Without including the pictures, copy out every line below.

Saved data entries
--- --- ---
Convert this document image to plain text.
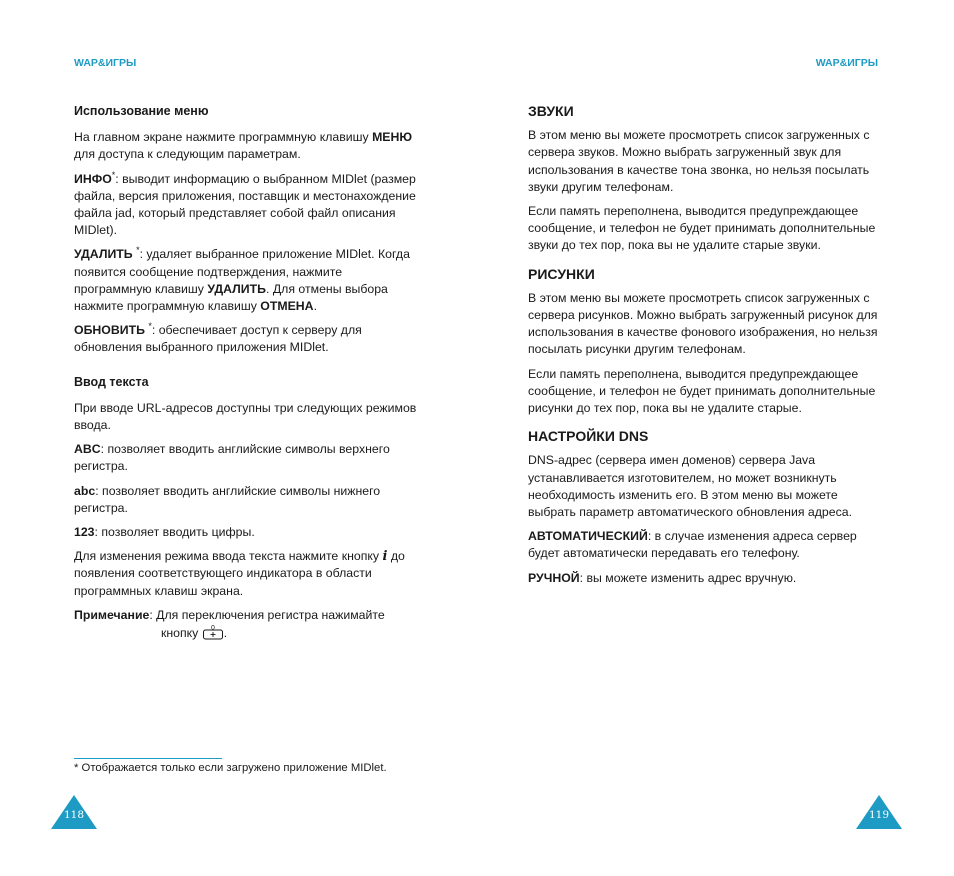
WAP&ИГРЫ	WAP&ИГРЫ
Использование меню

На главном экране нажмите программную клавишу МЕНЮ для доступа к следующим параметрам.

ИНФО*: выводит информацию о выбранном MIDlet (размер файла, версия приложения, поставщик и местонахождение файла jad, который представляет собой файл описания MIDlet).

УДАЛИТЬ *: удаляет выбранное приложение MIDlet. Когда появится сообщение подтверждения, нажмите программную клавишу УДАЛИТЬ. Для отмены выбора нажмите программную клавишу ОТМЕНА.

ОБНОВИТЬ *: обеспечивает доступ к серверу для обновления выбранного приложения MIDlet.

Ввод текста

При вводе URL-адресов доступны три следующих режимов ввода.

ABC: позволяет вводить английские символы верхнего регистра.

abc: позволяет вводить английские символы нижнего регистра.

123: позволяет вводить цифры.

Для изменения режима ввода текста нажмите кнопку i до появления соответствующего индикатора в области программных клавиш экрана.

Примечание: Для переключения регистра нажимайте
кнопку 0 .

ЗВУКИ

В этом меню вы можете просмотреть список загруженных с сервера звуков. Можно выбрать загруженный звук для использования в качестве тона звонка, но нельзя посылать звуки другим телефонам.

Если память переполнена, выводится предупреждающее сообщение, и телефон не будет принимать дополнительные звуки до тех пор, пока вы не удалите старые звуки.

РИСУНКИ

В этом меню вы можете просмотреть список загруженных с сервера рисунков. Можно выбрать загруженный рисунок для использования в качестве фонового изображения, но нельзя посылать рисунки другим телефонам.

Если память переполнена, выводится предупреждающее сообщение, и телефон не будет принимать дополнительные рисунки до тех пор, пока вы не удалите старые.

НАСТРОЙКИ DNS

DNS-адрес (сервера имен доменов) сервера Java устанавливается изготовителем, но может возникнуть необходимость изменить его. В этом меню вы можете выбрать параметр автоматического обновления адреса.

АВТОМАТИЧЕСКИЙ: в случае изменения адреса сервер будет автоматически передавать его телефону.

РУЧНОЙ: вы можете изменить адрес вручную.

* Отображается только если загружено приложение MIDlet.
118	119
--- --- ---
• Written solution:
Convert this document image to plain text.
WAP&ИГРЫ	WAP&ИГРЫ
Использование меню

На главном экране нажмите программную клавишу МЕНЮ для доступа к следующим параметрам.

ИНФО*: выводит информацию о выбранном MIDlet (размер файла, версия приложения, поставщик и местонахождение файла jad, который представляет собой файл описания MIDlet).

УДАЛИТЬ *: удаляет выбранное приложение MIDlet. Когда появится сообщение подтверждения, нажмите программную клавишу УДАЛИТЬ. Для отмены выбора нажмите программную клавишу ОТМЕНА.

ОБНОВИТЬ *: обеспечивает доступ к серверу для обновления выбранного приложения MIDlet.

Ввод текста

При вводе URL-адресов доступны три следующих режимов ввода.

ABC: позволяет вводить английские символы верхнего регистра.

abc: позволяет вводить английские символы нижнего регистра.

123: позволяет вводить цифры.

Для изменения режима ввода текста нажмите кнопку i до появления соответствующего индикатора в области программных клавиш экрана.

Примечание: Для переключения регистра нажимайте
кнопку 0 .

ЗВУКИ

В этом меню вы можете просмотреть список загруженных с сервера звуков. Можно выбрать загруженный звук для использования в качестве тона звонка, но нельзя посылать звуки другим телефонам.

Если память переполнена, выводится предупреждающее сообщение, и телефон не будет принимать дополнительные звуки до тех пор, пока вы не удалите старые звуки.

РИСУНКИ

В этом меню вы можете просмотреть список загруженных с сервера рисунков. Можно выбрать загруженный рисунок для использования в качестве фонового изображения, но нельзя посылать рисунки другим телефонам.

Если память переполнена, выводится предупреждающее сообщение, и телефон не будет принимать дополнительные рисунки до тех пор, пока вы не удалите старые.

НАСТРОЙКИ DNS

DNS-адрес (сервера имен доменов) сервера Java устанавливается изготовителем, но может возникнуть необходимость изменить его. В этом меню вы можете выбрать параметр автоматического обновления адреса.

АВТОМАТИЧЕСКИЙ: в случае изменения адреса сервер будет автоматически передавать его телефону.

РУЧНОЙ: вы можете изменить адрес вручную.

* Отображается только если загружено приложение MIDlet.
118	119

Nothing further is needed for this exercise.